— BEGIN Available data —

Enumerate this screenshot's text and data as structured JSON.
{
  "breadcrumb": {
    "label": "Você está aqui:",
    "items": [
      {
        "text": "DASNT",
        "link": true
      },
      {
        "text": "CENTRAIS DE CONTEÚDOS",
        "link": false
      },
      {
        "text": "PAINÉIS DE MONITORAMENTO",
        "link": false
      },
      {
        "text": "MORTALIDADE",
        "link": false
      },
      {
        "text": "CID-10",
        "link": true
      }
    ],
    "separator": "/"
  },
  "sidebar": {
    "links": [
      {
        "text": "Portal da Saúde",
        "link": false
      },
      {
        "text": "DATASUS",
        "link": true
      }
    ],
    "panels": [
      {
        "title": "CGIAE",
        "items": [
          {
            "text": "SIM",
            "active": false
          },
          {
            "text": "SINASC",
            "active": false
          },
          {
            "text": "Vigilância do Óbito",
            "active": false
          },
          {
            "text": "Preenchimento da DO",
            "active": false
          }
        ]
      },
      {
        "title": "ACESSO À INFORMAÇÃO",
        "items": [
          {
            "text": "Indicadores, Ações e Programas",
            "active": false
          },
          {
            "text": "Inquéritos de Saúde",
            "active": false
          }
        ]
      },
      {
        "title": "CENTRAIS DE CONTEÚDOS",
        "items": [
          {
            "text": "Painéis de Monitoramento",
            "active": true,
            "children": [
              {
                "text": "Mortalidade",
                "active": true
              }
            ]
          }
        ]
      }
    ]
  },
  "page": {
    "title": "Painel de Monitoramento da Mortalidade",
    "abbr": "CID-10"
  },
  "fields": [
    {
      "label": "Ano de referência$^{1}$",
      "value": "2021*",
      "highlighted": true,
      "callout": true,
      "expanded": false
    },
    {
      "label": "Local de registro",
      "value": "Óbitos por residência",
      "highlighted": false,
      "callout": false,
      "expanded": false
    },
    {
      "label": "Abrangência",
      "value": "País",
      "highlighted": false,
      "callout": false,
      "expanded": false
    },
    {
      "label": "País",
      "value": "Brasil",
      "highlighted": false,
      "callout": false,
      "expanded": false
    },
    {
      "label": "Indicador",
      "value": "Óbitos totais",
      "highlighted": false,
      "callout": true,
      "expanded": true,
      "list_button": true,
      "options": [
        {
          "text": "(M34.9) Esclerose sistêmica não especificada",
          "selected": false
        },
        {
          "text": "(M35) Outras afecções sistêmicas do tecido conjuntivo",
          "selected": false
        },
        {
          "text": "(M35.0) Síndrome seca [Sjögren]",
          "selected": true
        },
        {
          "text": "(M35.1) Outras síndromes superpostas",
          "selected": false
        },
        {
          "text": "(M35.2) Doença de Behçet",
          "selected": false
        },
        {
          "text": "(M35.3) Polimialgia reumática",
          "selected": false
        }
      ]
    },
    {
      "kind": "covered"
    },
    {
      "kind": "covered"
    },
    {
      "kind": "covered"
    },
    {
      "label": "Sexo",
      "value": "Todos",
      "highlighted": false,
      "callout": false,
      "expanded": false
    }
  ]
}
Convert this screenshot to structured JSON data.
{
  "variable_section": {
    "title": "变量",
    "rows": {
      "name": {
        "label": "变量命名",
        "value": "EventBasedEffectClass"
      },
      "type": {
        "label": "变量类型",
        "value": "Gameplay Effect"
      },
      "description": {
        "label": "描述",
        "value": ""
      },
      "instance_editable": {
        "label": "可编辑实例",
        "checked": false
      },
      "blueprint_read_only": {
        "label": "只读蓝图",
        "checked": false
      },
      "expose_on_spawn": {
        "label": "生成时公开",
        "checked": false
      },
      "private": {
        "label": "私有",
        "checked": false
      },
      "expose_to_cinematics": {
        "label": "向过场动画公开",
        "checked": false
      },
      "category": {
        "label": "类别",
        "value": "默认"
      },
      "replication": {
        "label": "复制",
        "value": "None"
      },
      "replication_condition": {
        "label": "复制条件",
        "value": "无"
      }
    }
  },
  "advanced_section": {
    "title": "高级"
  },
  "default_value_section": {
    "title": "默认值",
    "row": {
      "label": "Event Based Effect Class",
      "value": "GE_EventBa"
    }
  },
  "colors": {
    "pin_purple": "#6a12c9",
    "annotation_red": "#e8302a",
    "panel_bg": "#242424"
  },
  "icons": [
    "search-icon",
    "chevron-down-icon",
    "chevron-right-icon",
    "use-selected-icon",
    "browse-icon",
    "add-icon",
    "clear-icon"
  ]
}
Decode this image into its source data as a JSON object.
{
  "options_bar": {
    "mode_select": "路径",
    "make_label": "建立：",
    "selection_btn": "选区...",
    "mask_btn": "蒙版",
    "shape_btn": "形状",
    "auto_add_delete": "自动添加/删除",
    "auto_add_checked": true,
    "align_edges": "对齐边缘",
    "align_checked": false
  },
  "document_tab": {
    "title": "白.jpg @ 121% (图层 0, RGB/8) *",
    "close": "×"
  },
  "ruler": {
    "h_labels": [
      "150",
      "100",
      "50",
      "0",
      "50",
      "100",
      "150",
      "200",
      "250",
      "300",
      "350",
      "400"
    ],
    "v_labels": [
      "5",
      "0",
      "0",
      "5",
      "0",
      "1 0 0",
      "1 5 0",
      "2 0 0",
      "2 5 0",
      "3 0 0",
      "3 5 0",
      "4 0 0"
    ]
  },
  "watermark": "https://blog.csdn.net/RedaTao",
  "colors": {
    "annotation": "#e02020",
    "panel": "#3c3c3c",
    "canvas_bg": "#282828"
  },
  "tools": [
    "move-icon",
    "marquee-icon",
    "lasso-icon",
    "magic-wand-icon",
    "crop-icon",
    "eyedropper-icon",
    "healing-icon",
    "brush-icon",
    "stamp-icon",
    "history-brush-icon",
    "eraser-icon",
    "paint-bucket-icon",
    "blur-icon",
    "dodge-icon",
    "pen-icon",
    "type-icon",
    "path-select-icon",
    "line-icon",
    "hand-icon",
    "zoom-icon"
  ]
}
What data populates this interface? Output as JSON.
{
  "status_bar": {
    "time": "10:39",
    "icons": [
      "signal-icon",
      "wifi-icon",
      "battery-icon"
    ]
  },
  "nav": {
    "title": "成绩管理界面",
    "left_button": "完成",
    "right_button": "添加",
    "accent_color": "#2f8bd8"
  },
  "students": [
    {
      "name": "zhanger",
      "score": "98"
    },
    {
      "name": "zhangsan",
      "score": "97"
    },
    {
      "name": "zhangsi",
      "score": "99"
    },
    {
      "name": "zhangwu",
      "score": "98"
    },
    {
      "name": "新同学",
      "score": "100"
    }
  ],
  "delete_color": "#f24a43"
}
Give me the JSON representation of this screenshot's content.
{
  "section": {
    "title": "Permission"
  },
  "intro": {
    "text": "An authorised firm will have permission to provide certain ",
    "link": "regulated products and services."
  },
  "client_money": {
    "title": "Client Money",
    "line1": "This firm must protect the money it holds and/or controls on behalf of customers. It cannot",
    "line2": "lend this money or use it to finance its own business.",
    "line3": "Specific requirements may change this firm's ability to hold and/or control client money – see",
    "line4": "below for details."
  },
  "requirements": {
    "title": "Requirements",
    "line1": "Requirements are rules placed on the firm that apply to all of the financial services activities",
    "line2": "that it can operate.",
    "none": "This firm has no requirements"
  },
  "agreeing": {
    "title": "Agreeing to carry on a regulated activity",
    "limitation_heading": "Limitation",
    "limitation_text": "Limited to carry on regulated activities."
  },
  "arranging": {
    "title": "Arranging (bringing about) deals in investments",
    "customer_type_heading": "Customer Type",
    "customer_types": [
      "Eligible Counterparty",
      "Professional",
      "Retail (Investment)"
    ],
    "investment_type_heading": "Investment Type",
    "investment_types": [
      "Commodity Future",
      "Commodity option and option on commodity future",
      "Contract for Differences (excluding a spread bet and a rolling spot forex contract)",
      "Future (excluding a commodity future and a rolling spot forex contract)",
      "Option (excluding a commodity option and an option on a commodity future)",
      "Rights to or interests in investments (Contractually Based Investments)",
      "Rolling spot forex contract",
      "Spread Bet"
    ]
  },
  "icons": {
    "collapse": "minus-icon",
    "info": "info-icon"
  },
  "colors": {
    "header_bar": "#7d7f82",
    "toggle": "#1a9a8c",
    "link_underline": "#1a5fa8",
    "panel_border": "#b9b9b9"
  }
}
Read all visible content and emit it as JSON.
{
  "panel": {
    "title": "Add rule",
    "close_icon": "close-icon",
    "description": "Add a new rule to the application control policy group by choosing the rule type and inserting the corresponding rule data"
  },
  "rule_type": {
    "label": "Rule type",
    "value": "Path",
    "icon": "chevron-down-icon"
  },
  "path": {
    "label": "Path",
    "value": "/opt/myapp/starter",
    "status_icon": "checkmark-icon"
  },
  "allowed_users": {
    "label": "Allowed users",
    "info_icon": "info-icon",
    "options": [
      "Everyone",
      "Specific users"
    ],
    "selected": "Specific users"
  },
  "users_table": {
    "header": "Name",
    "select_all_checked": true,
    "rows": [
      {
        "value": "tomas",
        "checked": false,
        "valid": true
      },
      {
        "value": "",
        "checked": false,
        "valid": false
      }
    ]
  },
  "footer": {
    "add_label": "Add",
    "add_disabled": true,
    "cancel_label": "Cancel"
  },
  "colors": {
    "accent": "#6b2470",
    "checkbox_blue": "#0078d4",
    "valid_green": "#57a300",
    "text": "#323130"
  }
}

— END Available data —

- Written exercise
Collect each line containing the string "spot".

- Result of the exercise
      "Contract for Differences (excluding a spread bet and a rolling spot forex contract)",
      "Future (excluding a commodity future and a rolling spot forex contract)",
      "Rolling spot forex contract",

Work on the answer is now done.